# RECORDS PROVIDED start

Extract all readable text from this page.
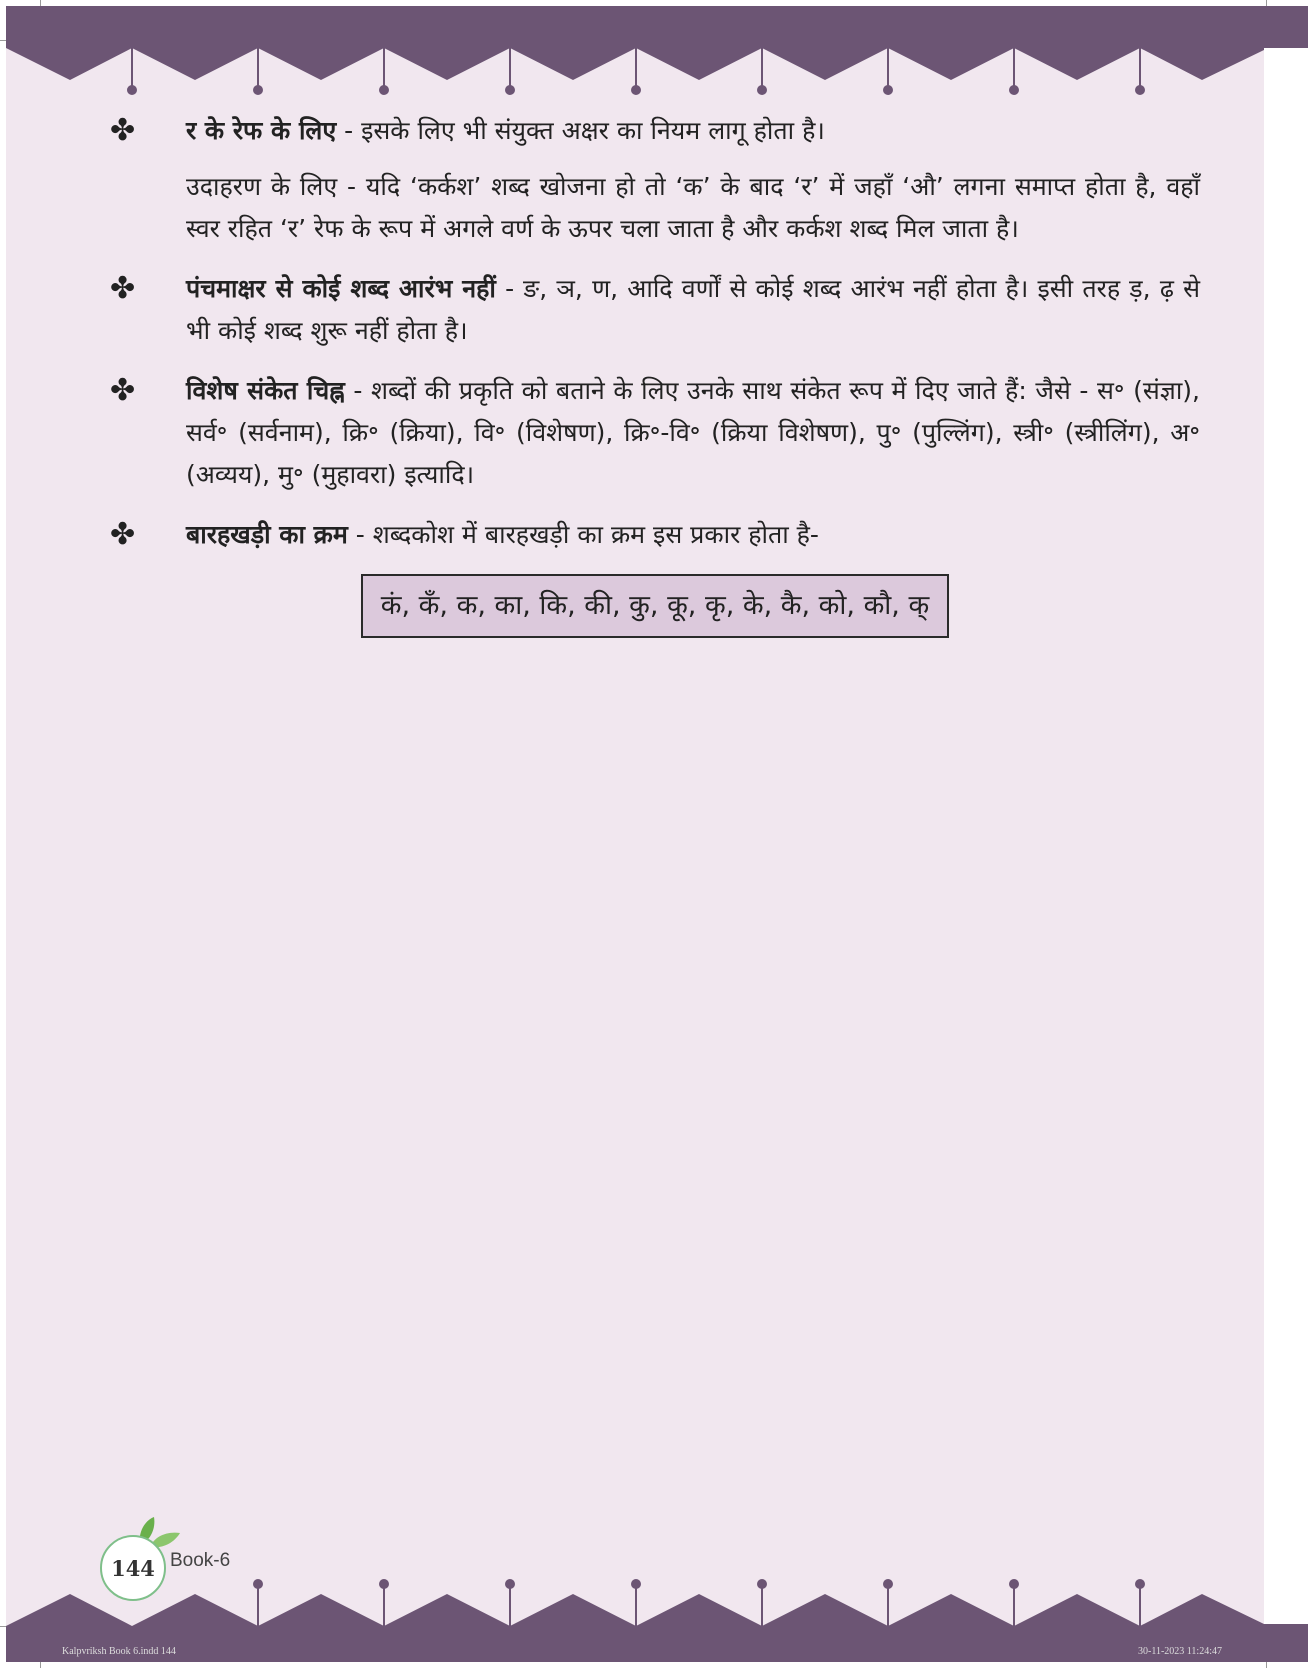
✤ र के रेफ के लिए - इसके लिए भी संयुक्त अक्षर का नियम लागू होता है।
उदाहरण के लिए - यदि ‘कर्कश’ शब्द खोजना हो तो ‘क’ के बाद ‘र’ में जहाँ ‘औ’ लगना समाप्त होता है, वहाँ स्वर रहित ‘र’ रेफ के रूप में अगले वर्ण के ऊपर चला जाता है और कर्कश शब्द मिल जाता है।
✤ पंचमाक्षर से कोई शब्द आरंभ नहीं - ङ, ञ, ण, आदि वर्णों से कोई शब्द आरंभ नहीं होता है। इसी तरह ड़, ढ़ से भी कोई शब्द शुरू नहीं होता है।
✤ विशेष संकेत चिह्न - शब्दों की प्रकृति को बताने के लिए उनके साथ संकेत रूप में दिए जाते हैं: जैसे - स॰ (संज्ञा), सर्व॰ (सर्वनाम), क्रि॰ (क्रिया), वि॰ (विशेषण), क्रि॰-वि॰ (क्रिया विशेषण), पु॰ (पुल्लिंग), स्त्री॰ (स्त्रीलिंग), अ॰ (अव्यय), मु॰ (मुहावरा) इत्यादि।
✤ बारहखड़ी का क्रम - शब्दकोश में बारहखड़ी का क्रम इस प्रकार होता है-
कं, कँ, क, का, कि, की, कु, कू, कृ, के, कै, को, कौ, क्
144 Book-6
Kalpvriksh Book 6.indd 144	30-11-2023 11:24:47
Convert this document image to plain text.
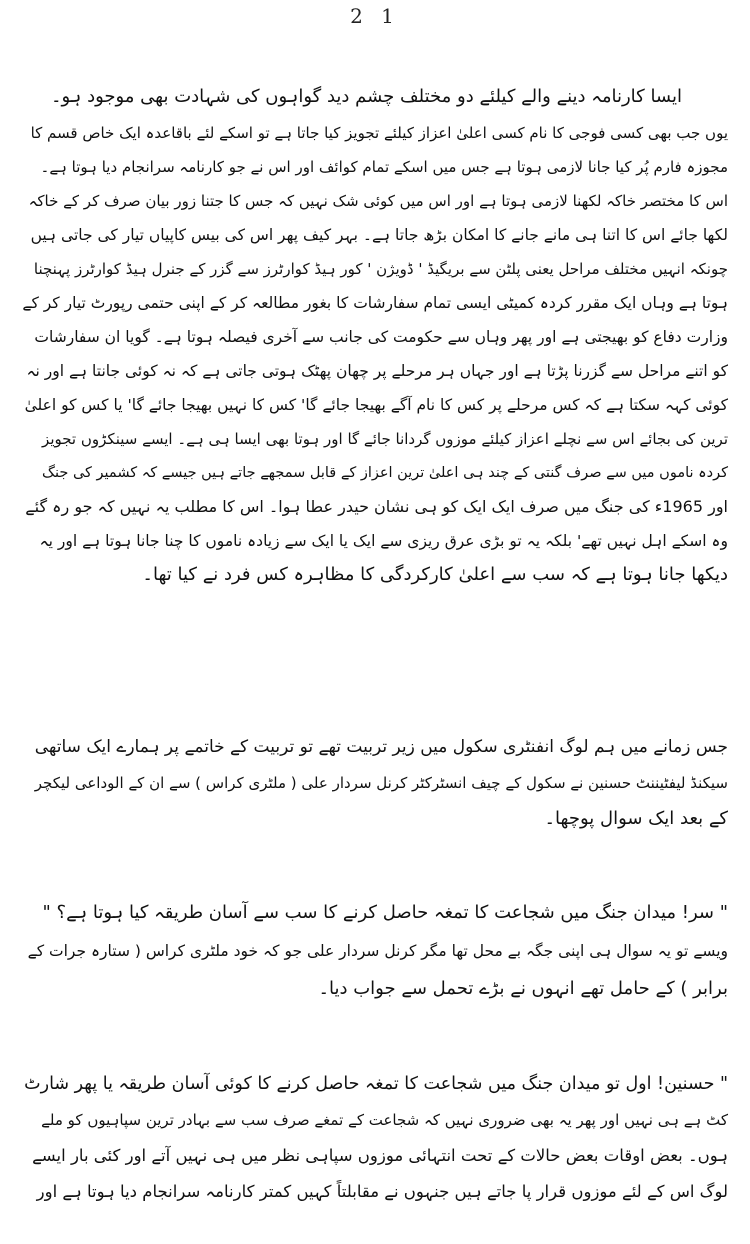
2 1
ایسا کارنامہ دینے والے کیلئے دو مختلف چشم دید گواہوں کی شہادت بھی موجود ہو۔
یوں جب بھی کسی فوجی کا نام کسی اعلیٰ اعزاز کیلئے تجویز کیا جاتا ہے تو اسکے لئے باقاعدہ ایک خاص قسم کا
مجوزہ فارم پُر کیا جانا لازمی ہوتا ہے جس میں اسکے تمام کوائف اور اس نے جو کارنامہ سرانجام دیا ہوتا ہے۔
اس کا مختصر خاکہ لکھنا لازمی ہوتا ہے اور اس میں کوئی شک نہیں کہ جس کا جتنا زور بیان صرف کر کے خاکہ
لکھا جائے اس کا اتنا ہی مانے جانے کا امکان بڑھ جاتا ہے۔ بہر کیف پھر اس کی بیس کاپیاں تیار کی جاتی ہیں
چونکہ انہیں مختلف مراحل یعنی پلٹن سے بریگیڈ ' ڈویژن ' کور ہیڈ کوارٹرز سے گزر کے جنرل ہیڈ کوارٹرز پہنچنا
ہوتا ہے وہاں ایک مقرر کردہ کمیٹی ایسی تمام سفارشات کا بغور مطالعہ کر کے اپنی حتمی رپورٹ تیار کر کے
وزارت دفاع کو بھیجتی ہے اور پھر وہاں سے حکومت کی جانب سے آخری فیصلہ ہوتا ہے۔ گویا ان سفارشات
کو اتنے مراحل سے گزرنا پڑتا ہے اور جہاں ہر مرحلے پر چھان پھٹک ہوتی جاتی ہے کہ نہ کوئی جانتا ہے اور نہ
کوئی کہہ سکتا ہے کہ کس مرحلے پر کس کا نام آگے بھیجا جائے گا' کس کا نہیں بھیجا جائے گا' یا کس کو اعلیٰ
ترین کی بجائے اس سے نچلے اعزاز کیلئے موزوں گردانا جائے گا اور ہوتا بھی ایسا ہی ہے۔ ایسے سینکڑوں تجویز
کردہ ناموں میں سے صرف گنتی کے چند ہی اعلیٰ ترین اعزاز کے قابل سمجھے جاتے ہیں جیسے کہ کشمیر کی جنگ
اور 1965ء کی جنگ میں صرف ایک ایک کو ہی نشان حیدر عطا ہوا۔ اس کا مطلب یہ نہیں کہ جو رہ گئے
وہ اسکے اہل نہیں تھے' بلکہ یہ تو بڑی عرق ریزی سے ایک یا ایک سے زیادہ ناموں کا چنا جانا ہوتا ہے اور یہ
دیکھا جانا ہوتا ہے کہ سب سے اعلیٰ کارکردگی کا مظاہرہ کس فرد نے کیا تھا۔
جس زمانے میں ہم لوگ انفنٹری سکول میں زیر تربیت تھے تو تربیت کے خاتمے پر ہمارے ایک ساتھی
سیکنڈ لیفٹیننٹ حسنین نے سکول کے چیف انسٹرکٹر کرنل سردار علی ( ملٹری کراس ) سے ان کے الوداعی لیکچر
کے بعد ایک سوال پوچھا۔
" سر! میدان جنگ میں شجاعت کا تمغہ حاصل کرنے کا سب سے آسان طریقہ کیا ہوتا ہے؟ "
ویسے تو یہ سوال ہی اپنی جگہ بے محل تھا مگر کرنل سردار علی جو کہ خود ملٹری کراس ( ستارہ جرات کے
برابر ) کے حامل تھے انہوں نے بڑے تحمل سے جواب دیا۔
" حسنین! اول تو میدان جنگ میں شجاعت کا تمغہ حاصل کرنے کا کوئی آسان طریقہ یا پھر شارٹ
کٹ ہے ہی نہیں اور پھر یہ بھی ضروری نہیں کہ شجاعت کے تمغے صرف سب سے بہادر ترین سپاہیوں کو ملے
ہوں۔ بعض اوقات بعض حالات کے تحت انتہائی موزوں سپاہی نظر میں ہی نہیں آتے اور کئی بار ایسے
لوگ اس کے لئے موزوں قرار پا جاتے ہیں جنہوں نے مقابلتاً کہیں کمتر کارنامہ سرانجام دیا ہوتا ہے اور
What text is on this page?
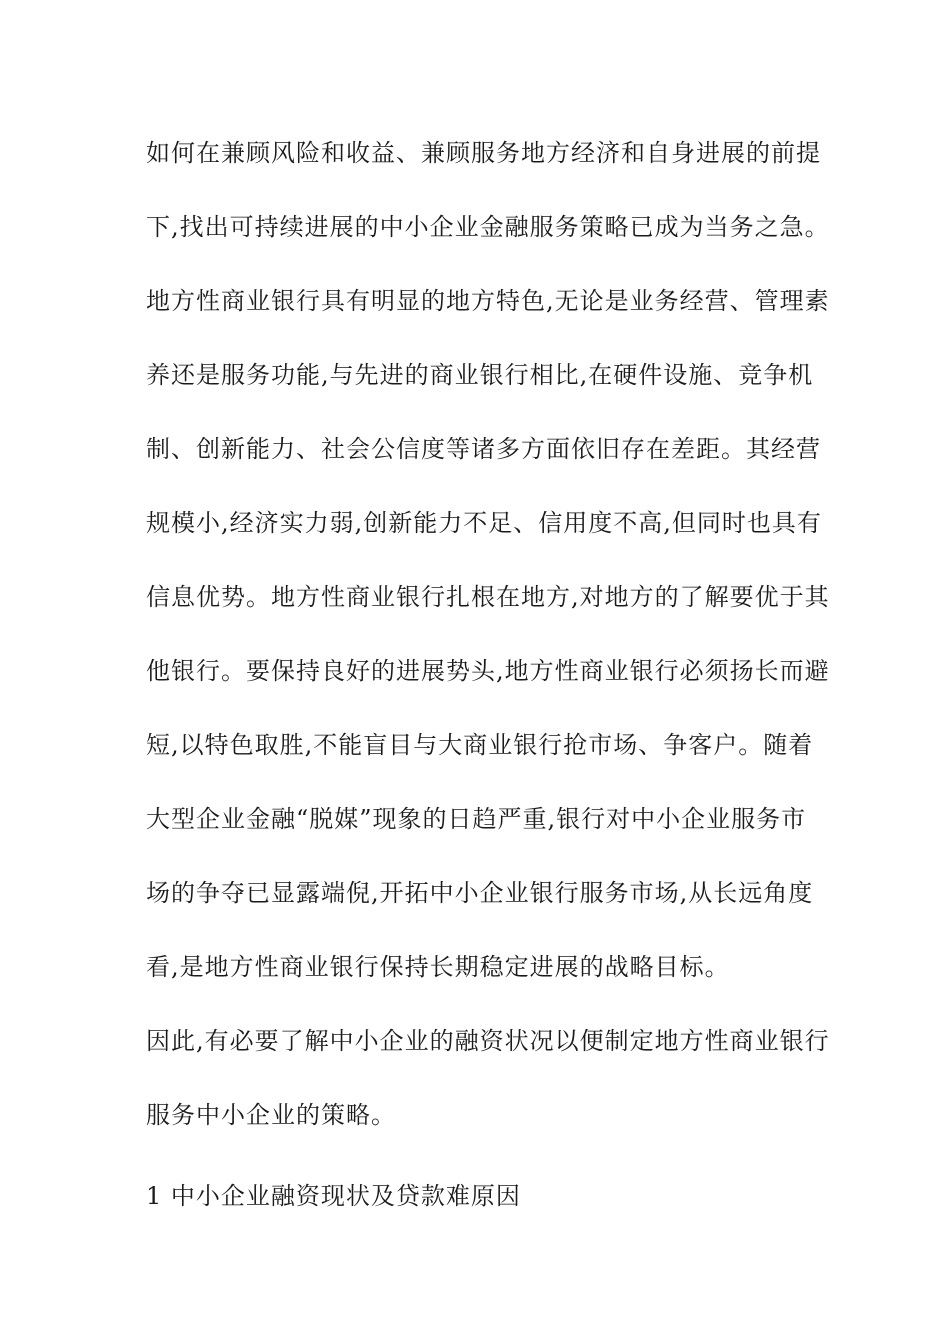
如何在兼顾风险和收益、兼顾服务地方经济和自身进展的前提
下,找出可持续进展的中小企业金融服务策略已成为当务之急。
地方性商业银行具有明显的地方特色,无论是业务经营、管理素
养还是服务功能,与先进的商业银行相比,在硬件设施、竞争机
制、创新能力、社会公信度等诸多方面依旧存在差距。其经营
规模小,经济实力弱,创新能力不足、信用度不高,但同时也具有
信息优势。地方性商业银行扎根在地方,对地方的了解要优于其
他银行。要保持良好的进展势头,地方性商业银行必须扬长而避
短,以特色取胜,不能盲目与大商业银行抢市场、争客户。随着
大型企业金融“脱媒”现象的日趋严重,银行对中小企业服务市
场的争夺已显露端倪,开拓中小企业银行服务市场,从长远角度
看,是地方性商业银行保持长期稳定进展的战略目标。
因此,有必要了解中小企业的融资状况以便制定地方性商业银行
服务中小企业的策略。
1 中小企业融资现状及贷款难原因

# RECORDS PROVIDED end

_EXERCISE DETAILS_: Reproduce exactly, and only, the lines from the one containing "What text is on this page?" through the last line of the records above, both included, leaving out any pictures.

_REPLY TO THE EXERCISE_:
What text is on this page?
如何在兼顾风险和收益、兼顾服务地方经济和自身进展的前提
下,找出可持续进展的中小企业金融服务策略已成为当务之急。
地方性商业银行具有明显的地方特色,无论是业务经营、管理素
养还是服务功能,与先进的商业银行相比,在硬件设施、竞争机
制、创新能力、社会公信度等诸多方面依旧存在差距。其经营
规模小,经济实力弱,创新能力不足、信用度不高,但同时也具有
信息优势。地方性商业银行扎根在地方,对地方的了解要优于其
他银行。要保持良好的进展势头,地方性商业银行必须扬长而避
短,以特色取胜,不能盲目与大商业银行抢市场、争客户。随着
大型企业金融“脱媒”现象的日趋严重,银行对中小企业服务市
场的争夺已显露端倪,开拓中小企业银行服务市场,从长远角度
看,是地方性商业银行保持长期稳定进展的战略目标。
因此,有必要了解中小企业的融资状况以便制定地方性商业银行
服务中小企业的策略。
1 中小企业融资现状及贷款难原因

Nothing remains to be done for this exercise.